Exercise goal :: Copy each line below in which the word "handle" occurs.

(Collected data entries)

· · · · · · ·

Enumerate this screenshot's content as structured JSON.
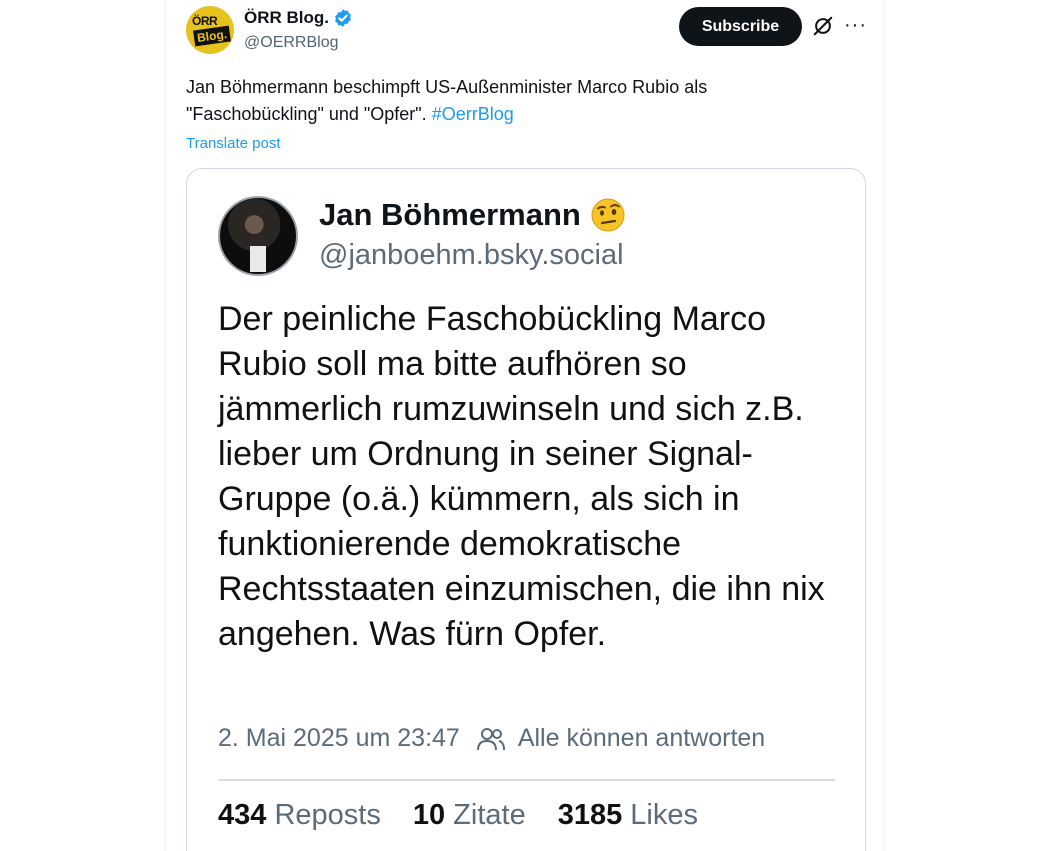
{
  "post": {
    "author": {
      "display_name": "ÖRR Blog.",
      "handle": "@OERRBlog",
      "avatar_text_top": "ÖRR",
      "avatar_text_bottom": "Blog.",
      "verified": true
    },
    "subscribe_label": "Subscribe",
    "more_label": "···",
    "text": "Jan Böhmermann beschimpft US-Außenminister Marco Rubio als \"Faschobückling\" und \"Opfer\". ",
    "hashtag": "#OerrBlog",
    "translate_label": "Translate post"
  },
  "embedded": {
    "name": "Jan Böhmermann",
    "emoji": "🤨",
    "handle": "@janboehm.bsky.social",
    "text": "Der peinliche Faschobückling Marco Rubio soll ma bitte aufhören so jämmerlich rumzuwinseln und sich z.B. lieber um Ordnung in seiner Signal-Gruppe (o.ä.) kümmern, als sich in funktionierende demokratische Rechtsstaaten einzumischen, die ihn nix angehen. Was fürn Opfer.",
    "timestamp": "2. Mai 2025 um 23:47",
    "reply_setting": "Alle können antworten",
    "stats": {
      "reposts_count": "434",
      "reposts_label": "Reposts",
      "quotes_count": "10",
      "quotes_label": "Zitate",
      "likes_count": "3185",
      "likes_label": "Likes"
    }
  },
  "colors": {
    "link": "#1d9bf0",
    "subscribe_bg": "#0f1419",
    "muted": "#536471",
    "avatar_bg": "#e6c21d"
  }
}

· · · · · · ·

Result of the exercise ::
      "handle": "@OERRBlog",
    "handle": "@janboehm.bsky.social",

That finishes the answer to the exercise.